→ Information given
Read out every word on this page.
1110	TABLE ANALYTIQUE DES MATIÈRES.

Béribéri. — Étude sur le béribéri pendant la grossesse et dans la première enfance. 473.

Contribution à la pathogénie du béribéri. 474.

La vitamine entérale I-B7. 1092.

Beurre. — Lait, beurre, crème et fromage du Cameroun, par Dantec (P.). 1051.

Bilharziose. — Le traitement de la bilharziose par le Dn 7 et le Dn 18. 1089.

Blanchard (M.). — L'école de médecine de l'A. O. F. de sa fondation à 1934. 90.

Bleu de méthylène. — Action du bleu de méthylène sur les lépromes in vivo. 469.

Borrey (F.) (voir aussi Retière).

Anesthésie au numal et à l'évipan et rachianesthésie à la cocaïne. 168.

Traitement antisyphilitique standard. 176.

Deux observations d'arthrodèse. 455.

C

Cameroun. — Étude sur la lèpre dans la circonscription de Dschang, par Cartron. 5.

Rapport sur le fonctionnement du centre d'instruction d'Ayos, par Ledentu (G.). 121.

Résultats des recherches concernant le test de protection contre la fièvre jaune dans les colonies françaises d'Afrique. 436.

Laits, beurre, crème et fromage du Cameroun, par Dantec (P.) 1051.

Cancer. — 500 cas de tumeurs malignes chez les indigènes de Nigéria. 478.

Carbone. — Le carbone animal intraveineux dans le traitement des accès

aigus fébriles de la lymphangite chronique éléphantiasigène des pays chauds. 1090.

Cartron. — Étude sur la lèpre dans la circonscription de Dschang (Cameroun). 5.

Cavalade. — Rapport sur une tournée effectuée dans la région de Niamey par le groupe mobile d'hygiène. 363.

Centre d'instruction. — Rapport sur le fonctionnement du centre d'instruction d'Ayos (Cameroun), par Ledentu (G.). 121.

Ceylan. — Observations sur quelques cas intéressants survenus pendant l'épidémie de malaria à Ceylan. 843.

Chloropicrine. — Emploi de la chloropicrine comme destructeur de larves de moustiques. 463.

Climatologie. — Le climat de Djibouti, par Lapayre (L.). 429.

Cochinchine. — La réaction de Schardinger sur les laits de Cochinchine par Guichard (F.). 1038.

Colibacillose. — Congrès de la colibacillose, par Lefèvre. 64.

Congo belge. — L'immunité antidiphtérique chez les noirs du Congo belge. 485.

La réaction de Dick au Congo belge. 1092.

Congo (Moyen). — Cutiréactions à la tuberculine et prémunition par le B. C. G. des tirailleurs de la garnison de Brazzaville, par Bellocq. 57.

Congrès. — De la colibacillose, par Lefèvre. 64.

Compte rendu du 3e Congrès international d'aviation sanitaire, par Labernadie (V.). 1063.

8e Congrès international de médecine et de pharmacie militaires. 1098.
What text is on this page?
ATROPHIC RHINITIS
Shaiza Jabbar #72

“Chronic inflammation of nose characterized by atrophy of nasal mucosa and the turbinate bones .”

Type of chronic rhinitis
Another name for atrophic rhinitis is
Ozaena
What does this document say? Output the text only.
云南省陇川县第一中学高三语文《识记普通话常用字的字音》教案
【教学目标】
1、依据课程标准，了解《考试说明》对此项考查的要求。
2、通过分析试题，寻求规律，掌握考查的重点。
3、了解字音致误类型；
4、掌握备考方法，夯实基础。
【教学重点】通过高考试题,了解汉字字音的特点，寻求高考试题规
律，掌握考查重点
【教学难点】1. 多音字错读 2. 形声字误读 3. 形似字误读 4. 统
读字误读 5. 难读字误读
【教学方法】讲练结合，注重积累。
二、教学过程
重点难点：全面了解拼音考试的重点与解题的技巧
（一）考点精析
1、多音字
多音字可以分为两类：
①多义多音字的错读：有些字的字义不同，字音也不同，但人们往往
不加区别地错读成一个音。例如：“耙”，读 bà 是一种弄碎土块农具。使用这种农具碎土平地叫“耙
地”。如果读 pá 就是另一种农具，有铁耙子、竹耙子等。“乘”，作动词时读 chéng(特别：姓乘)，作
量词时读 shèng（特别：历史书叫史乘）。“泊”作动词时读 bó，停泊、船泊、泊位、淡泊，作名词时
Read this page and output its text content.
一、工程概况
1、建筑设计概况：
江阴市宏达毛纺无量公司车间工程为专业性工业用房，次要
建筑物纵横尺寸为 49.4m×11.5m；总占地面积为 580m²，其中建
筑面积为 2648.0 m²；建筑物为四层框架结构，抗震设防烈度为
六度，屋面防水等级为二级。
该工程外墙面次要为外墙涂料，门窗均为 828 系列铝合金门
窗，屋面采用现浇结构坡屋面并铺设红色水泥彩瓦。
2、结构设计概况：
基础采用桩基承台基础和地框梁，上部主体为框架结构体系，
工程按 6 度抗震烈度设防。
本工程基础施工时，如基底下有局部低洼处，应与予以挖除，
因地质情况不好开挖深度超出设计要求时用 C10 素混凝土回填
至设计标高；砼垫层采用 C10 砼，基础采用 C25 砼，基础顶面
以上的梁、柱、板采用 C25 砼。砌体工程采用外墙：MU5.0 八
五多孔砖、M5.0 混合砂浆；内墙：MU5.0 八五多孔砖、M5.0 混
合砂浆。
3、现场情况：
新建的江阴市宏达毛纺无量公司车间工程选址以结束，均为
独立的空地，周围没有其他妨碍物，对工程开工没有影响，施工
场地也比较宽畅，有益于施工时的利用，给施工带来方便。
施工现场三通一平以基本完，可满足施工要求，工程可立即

→ Your instructions
Search the data above for lines holding "pendant" and copy each of them.

→ Answer to this exercise
Béribéri. — Étude sur le béribéri pendant la grossesse et dans la première enfance. 473.
Ceylan. — Observations sur quelques cas intéressants survenus pendant l'épidémie de malaria à Ceylan. 843.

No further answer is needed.